> [GIVEN EXERCISE]: Exclude the pictures, then repeat the remaining data exactly.

[Items from a figure collection]
■ ■ ■ ■
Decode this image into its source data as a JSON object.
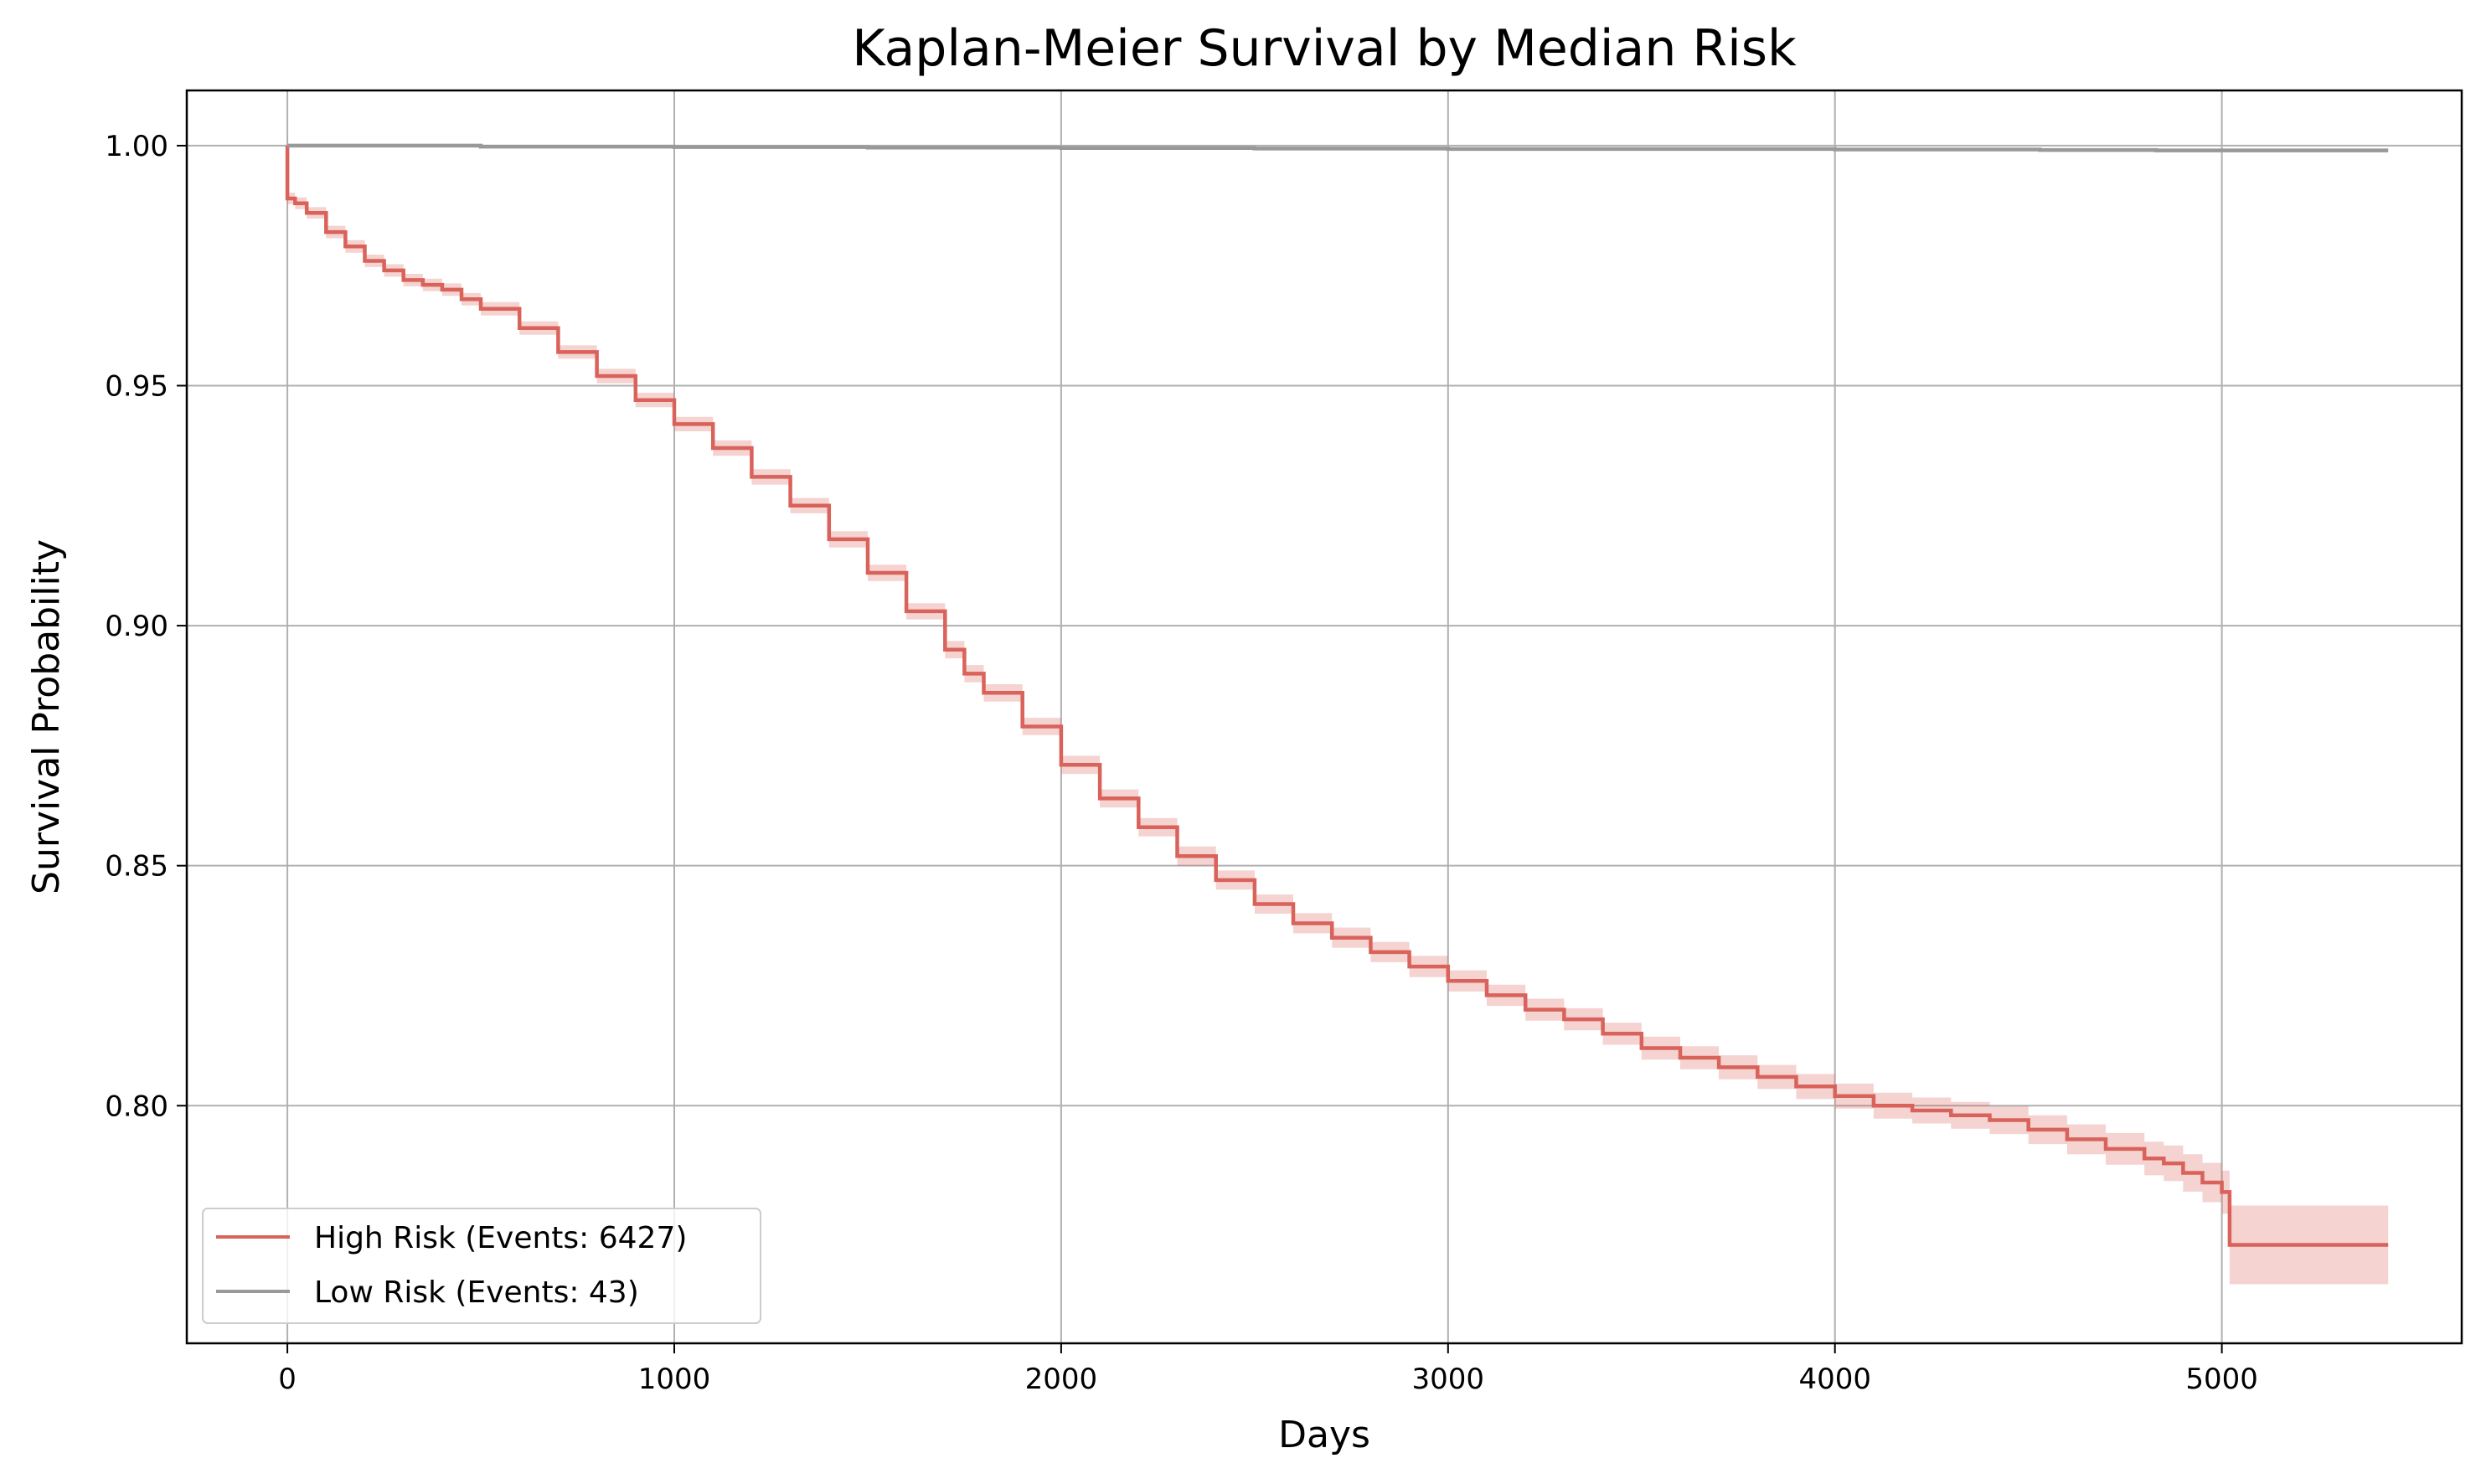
{
  "chart_data": {
    "type": "line",
    "title": "Kaplan-Meier Survival by Median Risk",
    "xlabel": "Days",
    "ylabel": "Survival Probability",
    "xlim": [
      -260,
      5620
    ],
    "ylim": [
      0.7505,
      1.0115
    ],
    "xticks": [
      0,
      1000,
      2000,
      3000,
      4000,
      5000
    ],
    "yticks": [
      0.8,
      0.85,
      0.9,
      0.95,
      1.0
    ],
    "xtick_labels": [
      "0",
      "1000",
      "2000",
      "3000",
      "4000",
      "5000"
    ],
    "ytick_labels": [
      "0.80",
      "0.85",
      "0.90",
      "0.95",
      "1.00"
    ],
    "grid": true,
    "legend_position": "lower-left",
    "series": [
      {
        "name": "High Risk (Events: 6427)",
        "color": "#d9625a",
        "step": true,
        "x": [
          0,
          0,
          20,
          50,
          100,
          150,
          200,
          250,
          300,
          350,
          400,
          450,
          500,
          600,
          700,
          800,
          900,
          1000,
          1100,
          1200,
          1300,
          1400,
          1500,
          1600,
          1700,
          1750,
          1800,
          1900,
          2000,
          2100,
          2200,
          2300,
          2400,
          2500,
          2600,
          2700,
          2800,
          2900,
          3000,
          3100,
          3200,
          3300,
          3400,
          3500,
          3600,
          3700,
          3800,
          3900,
          4000,
          4100,
          4200,
          4300,
          4400,
          4500,
          4600,
          4700,
          4800,
          4850,
          4900,
          4950,
          5000,
          5020,
          5020,
          5430
        ],
        "y": [
          1.0,
          0.989,
          0.988,
          0.986,
          0.982,
          0.979,
          0.976,
          0.974,
          0.972,
          0.971,
          0.97,
          0.968,
          0.966,
          0.962,
          0.957,
          0.952,
          0.947,
          0.942,
          0.937,
          0.931,
          0.925,
          0.918,
          0.911,
          0.903,
          0.895,
          0.89,
          0.886,
          0.879,
          0.871,
          0.864,
          0.858,
          0.852,
          0.847,
          0.842,
          0.838,
          0.835,
          0.832,
          0.829,
          0.826,
          0.823,
          0.82,
          0.818,
          0.815,
          0.812,
          0.81,
          0.808,
          0.806,
          0.804,
          0.802,
          0.8,
          0.799,
          0.798,
          0.797,
          0.795,
          0.793,
          0.791,
          0.789,
          0.788,
          0.786,
          0.784,
          0.782,
          0.782,
          0.771,
          0.771
        ],
        "ci_halfwidth": [
          0,
          0.0012,
          0.0012,
          0.0012,
          0.0013,
          0.0013,
          0.0013,
          0.0013,
          0.0013,
          0.0013,
          0.0013,
          0.0013,
          0.0014,
          0.0014,
          0.0014,
          0.0015,
          0.0015,
          0.0015,
          0.0016,
          0.0016,
          0.0016,
          0.0017,
          0.0017,
          0.0017,
          0.0018,
          0.0018,
          0.0018,
          0.0018,
          0.0019,
          0.0019,
          0.0019,
          0.002,
          0.002,
          0.002,
          0.0021,
          0.0021,
          0.0021,
          0.0022,
          0.0022,
          0.0022,
          0.0023,
          0.0023,
          0.0023,
          0.0024,
          0.0024,
          0.0025,
          0.0025,
          0.0026,
          0.0026,
          0.0027,
          0.0027,
          0.0028,
          0.0029,
          0.003,
          0.0031,
          0.0033,
          0.0035,
          0.0037,
          0.0039,
          0.0041,
          0.0045,
          0.0045,
          0.0082,
          0.0082
        ]
      },
      {
        "name": "Low Risk (Events: 43)",
        "color": "#999999",
        "step": true,
        "x": [
          0,
          500,
          1000,
          1500,
          2000,
          2500,
          3000,
          3500,
          4000,
          4500,
          4530,
          4830,
          4830,
          5430
        ],
        "y": [
          1.0,
          0.9998,
          0.9997,
          0.9996,
          0.9995,
          0.9994,
          0.9993,
          0.9993,
          0.9992,
          0.9992,
          0.9991,
          0.9991,
          0.999,
          0.999
        ],
        "ci_halfwidth": [
          0,
          0.0001,
          0.0001,
          0.0001,
          0.0002,
          0.0002,
          0.0002,
          0.0002,
          0.0002,
          0.0003,
          0.0003,
          0.0003,
          0.0004,
          0.0004
        ]
      }
    ]
  }
}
■ ■ ■ ■
> [CORRECT ANSWER]:
Decode this image into its source data as a JSON object.
{
  "chart_data": {
    "type": "line",
    "title": "Kaplan-Meier Survival by Median Risk",
    "xlabel": "Days",
    "ylabel": "Survival Probability",
    "xlim": [
      -260,
      5620
    ],
    "ylim": [
      0.7505,
      1.0115
    ],
    "xticks": [
      0,
      1000,
      2000,
      3000,
      4000,
      5000
    ],
    "yticks": [
      0.8,
      0.85,
      0.9,
      0.95,
      1.0
    ],
    "xtick_labels": [
      "0",
      "1000",
      "2000",
      "3000",
      "4000",
      "5000"
    ],
    "ytick_labels": [
      "0.80",
      "0.85",
      "0.90",
      "0.95",
      "1.00"
    ],
    "grid": true,
    "legend_position": "lower-left",
    "series": [
      {
        "name": "High Risk (Events: 6427)",
        "color": "#d9625a",
        "step": true,
        "x": [
          0,
          0,
          20,
          50,
          100,
          150,
          200,
          250,
          300,
          350,
          400,
          450,
          500,
          600,
          700,
          800,
          900,
          1000,
          1100,
          1200,
          1300,
          1400,
          1500,
          1600,
          1700,
          1750,
          1800,
          1900,
          2000,
          2100,
          2200,
          2300,
          2400,
          2500,
          2600,
          2700,
          2800,
          2900,
          3000,
          3100,
          3200,
          3300,
          3400,
          3500,
          3600,
          3700,
          3800,
          3900,
          4000,
          4100,
          4200,
          4300,
          4400,
          4500,
          4600,
          4700,
          4800,
          4850,
          4900,
          4950,
          5000,
          5020,
          5020,
          5430
        ],
        "y": [
          1.0,
          0.989,
          0.988,
          0.986,
          0.982,
          0.979,
          0.976,
          0.974,
          0.972,
          0.971,
          0.97,
          0.968,
          0.966,
          0.962,
          0.957,
          0.952,
          0.947,
          0.942,
          0.937,
          0.931,
          0.925,
          0.918,
          0.911,
          0.903,
          0.895,
          0.89,
          0.886,
          0.879,
          0.871,
          0.864,
          0.858,
          0.852,
          0.847,
          0.842,
          0.838,
          0.835,
          0.832,
          0.829,
          0.826,
          0.823,
          0.82,
          0.818,
          0.815,
          0.812,
          0.81,
          0.808,
          0.806,
          0.804,
          0.802,
          0.8,
          0.799,
          0.798,
          0.797,
          0.795,
          0.793,
          0.791,
          0.789,
          0.788,
          0.786,
          0.784,
          0.782,
          0.782,
          0.771,
          0.771
        ],
        "ci_halfwidth": [
          0,
          0.0012,
          0.0012,
          0.0012,
          0.0013,
          0.0013,
          0.0013,
          0.0013,
          0.0013,
          0.0013,
          0.0013,
          0.0013,
          0.0014,
          0.0014,
          0.0014,
          0.0015,
          0.0015,
          0.0015,
          0.0016,
          0.0016,
          0.0016,
          0.0017,
          0.0017,
          0.0017,
          0.0018,
          0.0018,
          0.0018,
          0.0018,
          0.0019,
          0.0019,
          0.0019,
          0.002,
          0.002,
          0.002,
          0.0021,
          0.0021,
          0.0021,
          0.0022,
          0.0022,
          0.0022,
          0.0023,
          0.0023,
          0.0023,
          0.0024,
          0.0024,
          0.0025,
          0.0025,
          0.0026,
          0.0026,
          0.0027,
          0.0027,
          0.0028,
          0.0029,
          0.003,
          0.0031,
          0.0033,
          0.0035,
          0.0037,
          0.0039,
          0.0041,
          0.0045,
          0.0045,
          0.0082,
          0.0082
        ]
      },
      {
        "name": "Low Risk (Events: 43)",
        "color": "#999999",
        "step": true,
        "x": [
          0,
          500,
          1000,
          1500,
          2000,
          2500,
          3000,
          3500,
          4000,
          4500,
          4530,
          4830,
          4830,
          5430
        ],
        "y": [
          1.0,
          0.9998,
          0.9997,
          0.9996,
          0.9995,
          0.9994,
          0.9993,
          0.9993,
          0.9992,
          0.9992,
          0.9991,
          0.9991,
          0.999,
          0.999
        ],
        "ci_halfwidth": [
          0,
          0.0001,
          0.0001,
          0.0001,
          0.0002,
          0.0002,
          0.0002,
          0.0002,
          0.0002,
          0.0003,
          0.0003,
          0.0003,
          0.0004,
          0.0004
        ]
      }
    ]
  }
}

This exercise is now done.